-- BEGIN Records supplied --

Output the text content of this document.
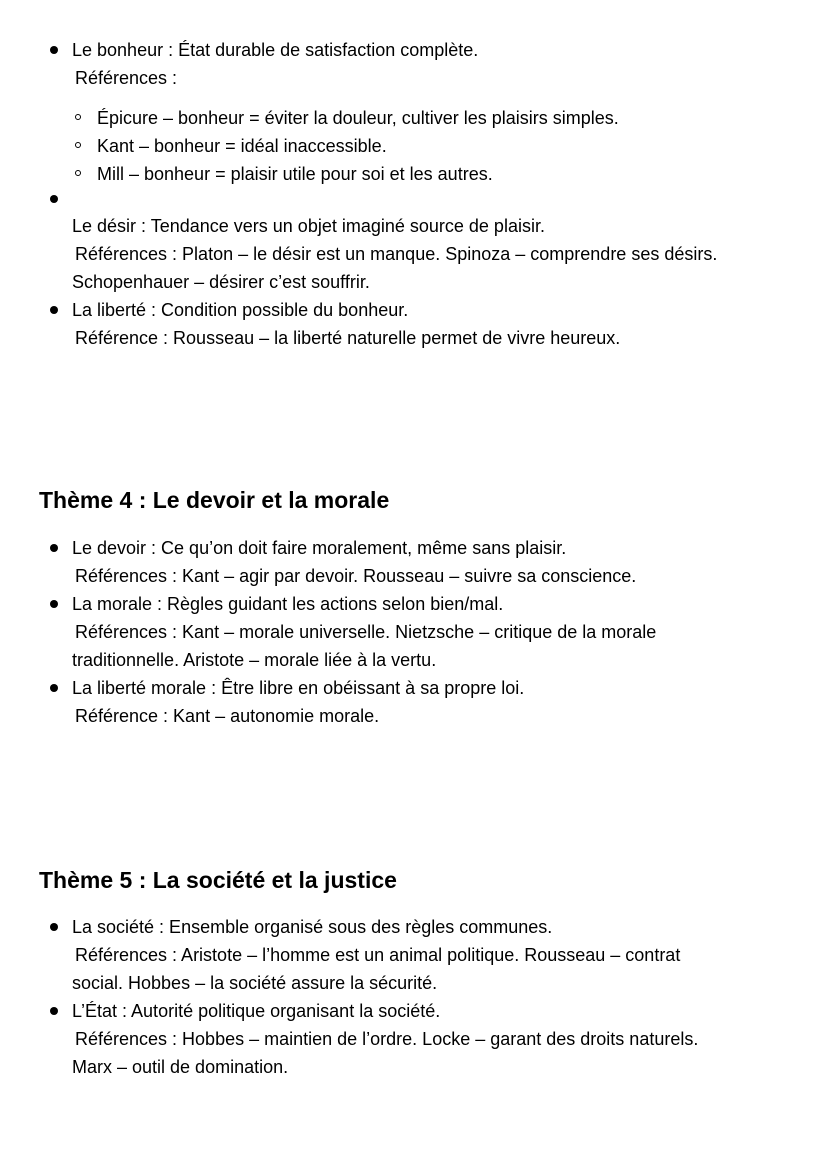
Le bonheur : État durable de satisfaction complète.
Références :
Épicure – bonheur = éviter la douleur, cultiver les plaisirs simples.
Kant – bonheur = idéal inaccessible.
Mill – bonheur = plaisir utile pour soi et les autres.
Le désir : Tendance vers un objet imaginé source de plaisir.
Références : Platon – le désir est un manque. Spinoza – comprendre ses désirs.
Schopenhauer – désirer c’est souffrir.
La liberté : Condition possible du bonheur.
Référence : Rousseau – la liberté naturelle permet de vivre heureux.
Thème 4 : Le devoir et la morale
Le devoir : Ce qu’on doit faire moralement, même sans plaisir.
Références : Kant – agir par devoir. Rousseau – suivre sa conscience.
La morale : Règles guidant les actions selon bien/mal.
Références : Kant – morale universelle. Nietzsche – critique de la morale
traditionnelle. Aristote – morale liée à la vertu.
La liberté morale : Être libre en obéissant à sa propre loi.
Référence : Kant – autonomie morale.
Thème 5 : La société et la justice
La société : Ensemble organisé sous des règles communes.
Références : Aristote – l’homme est un animal politique. Rousseau – contrat
social. Hobbes – la société assure la sécurité.
L’État : Autorité politique organisant la société.
Références : Hobbes – maintien de l’ordre. Locke – garant des droits naturels.
Marx – outil de domination.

-- END Records supplied --

**What is asked**:
Omit the pictures, then output the rest of the listing exactly.

**Worked solution**:
Output the text content of this document.
Le bonheur : État durable de satisfaction complète.
Références :
Épicure – bonheur = éviter la douleur, cultiver les plaisirs simples.
Kant – bonheur = idéal inaccessible.
Mill – bonheur = plaisir utile pour soi et les autres.
Le désir : Tendance vers un objet imaginé source de plaisir.
Références : Platon – le désir est un manque. Spinoza – comprendre ses désirs.
Schopenhauer – désirer c’est souffrir.
La liberté : Condition possible du bonheur.
Référence : Rousseau – la liberté naturelle permet de vivre heureux.
Thème 4 : Le devoir et la morale
Le devoir : Ce qu’on doit faire moralement, même sans plaisir.
Références : Kant – agir par devoir. Rousseau – suivre sa conscience.
La morale : Règles guidant les actions selon bien/mal.
Références : Kant – morale universelle. Nietzsche – critique de la morale
traditionnelle. Aristote – morale liée à la vertu.
La liberté morale : Être libre en obéissant à sa propre loi.
Référence : Kant – autonomie morale.
Thème 5 : La société et la justice
La société : Ensemble organisé sous des règles communes.
Références : Aristote – l’homme est un animal politique. Rousseau – contrat
social. Hobbes – la société assure la sécurité.
L’État : Autorité politique organisant la société.
Références : Hobbes – maintien de l’ordre. Locke – garant des droits naturels.
Marx – outil de domination.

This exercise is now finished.